§ Exercise directions: Write out the material exactly, without any of its pictures.

§ Data:
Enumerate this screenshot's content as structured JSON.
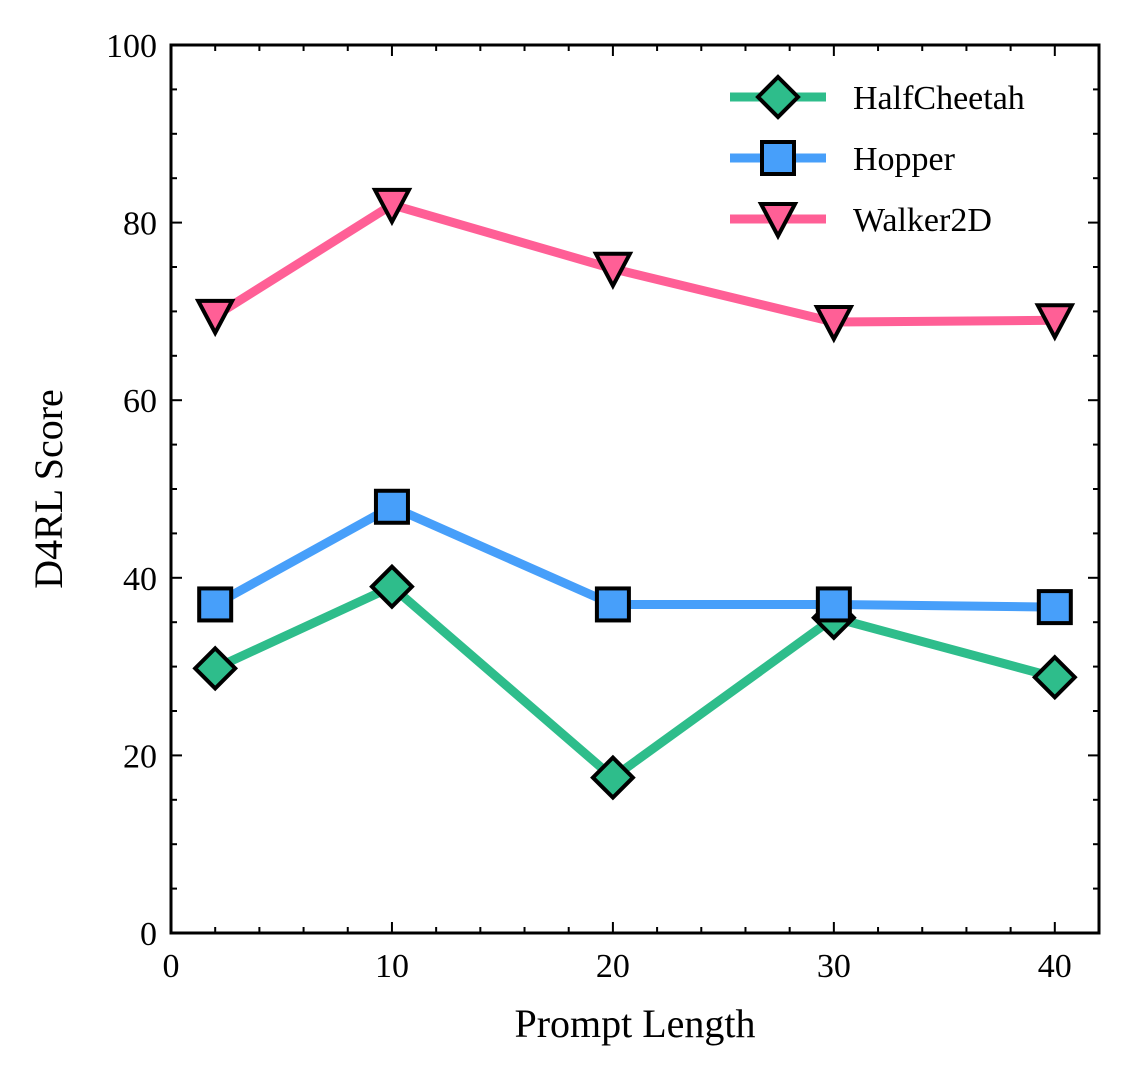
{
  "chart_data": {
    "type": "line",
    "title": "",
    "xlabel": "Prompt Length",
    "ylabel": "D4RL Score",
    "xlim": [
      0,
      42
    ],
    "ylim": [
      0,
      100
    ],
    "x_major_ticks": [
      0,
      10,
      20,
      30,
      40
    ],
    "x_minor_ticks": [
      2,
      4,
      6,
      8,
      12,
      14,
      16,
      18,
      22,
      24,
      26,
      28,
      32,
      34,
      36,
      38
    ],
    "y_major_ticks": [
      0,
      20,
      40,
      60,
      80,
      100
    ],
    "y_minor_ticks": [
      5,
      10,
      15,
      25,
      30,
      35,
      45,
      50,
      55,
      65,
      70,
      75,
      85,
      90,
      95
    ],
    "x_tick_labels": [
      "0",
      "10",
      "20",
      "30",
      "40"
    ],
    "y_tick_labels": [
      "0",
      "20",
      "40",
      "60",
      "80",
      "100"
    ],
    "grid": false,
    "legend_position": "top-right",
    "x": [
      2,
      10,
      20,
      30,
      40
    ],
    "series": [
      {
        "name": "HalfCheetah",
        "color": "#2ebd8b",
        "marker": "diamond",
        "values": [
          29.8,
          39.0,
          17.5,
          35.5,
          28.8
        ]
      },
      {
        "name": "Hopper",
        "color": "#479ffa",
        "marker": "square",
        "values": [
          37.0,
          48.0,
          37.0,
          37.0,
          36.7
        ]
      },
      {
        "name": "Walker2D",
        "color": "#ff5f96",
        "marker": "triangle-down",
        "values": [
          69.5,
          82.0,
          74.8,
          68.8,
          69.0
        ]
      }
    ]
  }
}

§ Finished task:
Enumerate this screenshot's content as structured JSON.
{
  "chart_data": {
    "type": "line",
    "title": "",
    "xlabel": "Prompt Length",
    "ylabel": "D4RL Score",
    "xlim": [
      0,
      42
    ],
    "ylim": [
      0,
      100
    ],
    "x_major_ticks": [
      0,
      10,
      20,
      30,
      40
    ],
    "x_minor_ticks": [
      2,
      4,
      6,
      8,
      12,
      14,
      16,
      18,
      22,
      24,
      26,
      28,
      32,
      34,
      36,
      38
    ],
    "y_major_ticks": [
      0,
      20,
      40,
      60,
      80,
      100
    ],
    "y_minor_ticks": [
      5,
      10,
      15,
      25,
      30,
      35,
      45,
      50,
      55,
      65,
      70,
      75,
      85,
      90,
      95
    ],
    "x_tick_labels": [
      "0",
      "10",
      "20",
      "30",
      "40"
    ],
    "y_tick_labels": [
      "0",
      "20",
      "40",
      "60",
      "80",
      "100"
    ],
    "grid": false,
    "legend_position": "top-right",
    "x": [
      2,
      10,
      20,
      30,
      40
    ],
    "series": [
      {
        "name": "HalfCheetah",
        "color": "#2ebd8b",
        "marker": "diamond",
        "values": [
          29.8,
          39.0,
          17.5,
          35.5,
          28.8
        ]
      },
      {
        "name": "Hopper",
        "color": "#479ffa",
        "marker": "square",
        "values": [
          37.0,
          48.0,
          37.0,
          37.0,
          36.7
        ]
      },
      {
        "name": "Walker2D",
        "color": "#ff5f96",
        "marker": "triangle-down",
        "values": [
          69.5,
          82.0,
          74.8,
          68.8,
          69.0
        ]
      }
    ]
  }
}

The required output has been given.